[Dataset rows]
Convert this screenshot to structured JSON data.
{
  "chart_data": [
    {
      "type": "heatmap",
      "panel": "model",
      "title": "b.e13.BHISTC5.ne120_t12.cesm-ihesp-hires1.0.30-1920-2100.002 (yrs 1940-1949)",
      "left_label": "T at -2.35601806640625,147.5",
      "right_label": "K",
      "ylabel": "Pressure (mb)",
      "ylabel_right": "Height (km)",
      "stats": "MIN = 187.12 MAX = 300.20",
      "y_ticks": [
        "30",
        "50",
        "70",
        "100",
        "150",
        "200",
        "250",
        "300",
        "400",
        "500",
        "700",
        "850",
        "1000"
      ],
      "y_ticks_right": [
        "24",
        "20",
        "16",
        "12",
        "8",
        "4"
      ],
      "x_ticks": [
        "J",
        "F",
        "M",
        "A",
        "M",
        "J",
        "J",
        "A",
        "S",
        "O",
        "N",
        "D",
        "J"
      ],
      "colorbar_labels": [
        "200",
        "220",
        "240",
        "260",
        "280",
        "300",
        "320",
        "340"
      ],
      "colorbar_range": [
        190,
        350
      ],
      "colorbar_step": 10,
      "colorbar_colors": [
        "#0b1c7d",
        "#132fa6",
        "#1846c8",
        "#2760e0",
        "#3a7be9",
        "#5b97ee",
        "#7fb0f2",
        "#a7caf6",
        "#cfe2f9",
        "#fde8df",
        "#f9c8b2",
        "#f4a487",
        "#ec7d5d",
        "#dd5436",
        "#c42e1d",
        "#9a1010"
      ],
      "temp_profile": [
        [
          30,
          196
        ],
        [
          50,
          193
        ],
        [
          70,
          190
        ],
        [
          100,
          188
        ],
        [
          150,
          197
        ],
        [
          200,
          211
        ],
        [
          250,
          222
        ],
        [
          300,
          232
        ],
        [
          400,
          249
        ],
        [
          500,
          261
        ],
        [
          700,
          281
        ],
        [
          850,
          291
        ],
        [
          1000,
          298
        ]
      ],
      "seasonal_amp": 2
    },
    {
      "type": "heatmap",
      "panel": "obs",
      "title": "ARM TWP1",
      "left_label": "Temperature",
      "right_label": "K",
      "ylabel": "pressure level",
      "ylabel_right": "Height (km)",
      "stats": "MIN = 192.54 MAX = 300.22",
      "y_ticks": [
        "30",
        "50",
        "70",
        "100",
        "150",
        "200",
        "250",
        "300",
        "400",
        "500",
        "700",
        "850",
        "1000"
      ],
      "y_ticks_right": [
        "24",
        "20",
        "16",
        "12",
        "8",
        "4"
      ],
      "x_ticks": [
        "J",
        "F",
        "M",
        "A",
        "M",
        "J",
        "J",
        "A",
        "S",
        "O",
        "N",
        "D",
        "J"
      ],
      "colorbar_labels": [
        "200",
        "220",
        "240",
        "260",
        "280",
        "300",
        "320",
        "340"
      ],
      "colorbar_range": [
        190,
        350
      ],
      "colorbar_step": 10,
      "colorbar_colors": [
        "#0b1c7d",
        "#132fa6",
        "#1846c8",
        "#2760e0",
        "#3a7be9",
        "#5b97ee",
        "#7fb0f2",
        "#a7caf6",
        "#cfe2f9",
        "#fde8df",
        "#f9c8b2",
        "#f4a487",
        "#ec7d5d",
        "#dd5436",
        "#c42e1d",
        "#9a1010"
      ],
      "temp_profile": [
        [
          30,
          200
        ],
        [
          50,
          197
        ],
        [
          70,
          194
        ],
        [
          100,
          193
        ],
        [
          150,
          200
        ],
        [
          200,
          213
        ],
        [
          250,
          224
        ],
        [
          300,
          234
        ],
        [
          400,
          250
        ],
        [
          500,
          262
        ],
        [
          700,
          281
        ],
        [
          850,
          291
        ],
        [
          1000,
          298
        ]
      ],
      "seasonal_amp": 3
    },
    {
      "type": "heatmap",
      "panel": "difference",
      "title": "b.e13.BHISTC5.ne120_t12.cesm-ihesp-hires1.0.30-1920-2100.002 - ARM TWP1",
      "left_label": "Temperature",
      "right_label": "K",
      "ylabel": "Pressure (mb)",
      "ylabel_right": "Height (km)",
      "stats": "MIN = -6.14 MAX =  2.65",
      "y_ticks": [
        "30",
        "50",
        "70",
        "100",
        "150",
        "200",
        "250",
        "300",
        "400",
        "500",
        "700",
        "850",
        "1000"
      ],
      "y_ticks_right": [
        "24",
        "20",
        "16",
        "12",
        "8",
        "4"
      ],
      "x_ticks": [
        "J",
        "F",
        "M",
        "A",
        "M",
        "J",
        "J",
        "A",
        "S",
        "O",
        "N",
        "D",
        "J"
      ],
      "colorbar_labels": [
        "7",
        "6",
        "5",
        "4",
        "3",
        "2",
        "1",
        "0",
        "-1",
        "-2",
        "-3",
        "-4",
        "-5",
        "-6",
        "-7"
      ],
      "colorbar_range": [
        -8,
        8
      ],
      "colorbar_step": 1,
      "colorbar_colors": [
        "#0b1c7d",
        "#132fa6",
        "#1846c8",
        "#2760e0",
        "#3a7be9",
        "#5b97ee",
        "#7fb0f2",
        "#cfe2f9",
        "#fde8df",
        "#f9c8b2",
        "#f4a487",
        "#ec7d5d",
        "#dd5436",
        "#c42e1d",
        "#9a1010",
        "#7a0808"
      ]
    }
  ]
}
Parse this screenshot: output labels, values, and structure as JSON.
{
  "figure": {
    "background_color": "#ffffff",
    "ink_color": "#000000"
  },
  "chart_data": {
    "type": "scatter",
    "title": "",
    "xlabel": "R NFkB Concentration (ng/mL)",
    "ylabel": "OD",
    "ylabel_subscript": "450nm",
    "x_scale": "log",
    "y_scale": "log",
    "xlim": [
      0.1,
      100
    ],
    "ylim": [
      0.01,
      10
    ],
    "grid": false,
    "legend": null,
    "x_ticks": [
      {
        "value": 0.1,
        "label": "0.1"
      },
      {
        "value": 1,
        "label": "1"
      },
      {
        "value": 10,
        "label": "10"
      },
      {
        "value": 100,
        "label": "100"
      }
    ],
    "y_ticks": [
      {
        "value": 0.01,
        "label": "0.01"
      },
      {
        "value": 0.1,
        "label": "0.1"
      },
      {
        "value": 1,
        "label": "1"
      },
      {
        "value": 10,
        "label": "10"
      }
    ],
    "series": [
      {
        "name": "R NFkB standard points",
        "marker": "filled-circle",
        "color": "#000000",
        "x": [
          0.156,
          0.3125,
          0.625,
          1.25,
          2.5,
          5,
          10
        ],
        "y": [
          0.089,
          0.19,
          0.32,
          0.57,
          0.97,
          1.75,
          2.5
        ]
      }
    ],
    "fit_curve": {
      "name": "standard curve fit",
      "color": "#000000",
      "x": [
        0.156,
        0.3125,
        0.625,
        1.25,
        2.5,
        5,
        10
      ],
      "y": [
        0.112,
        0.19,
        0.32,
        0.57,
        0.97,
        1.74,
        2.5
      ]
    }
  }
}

- **DESCRIPTION OF THE TASK**
The word "JSON" appears in how many lines of the records? Give the number only.

- **EXERCISE RESPONSE**
2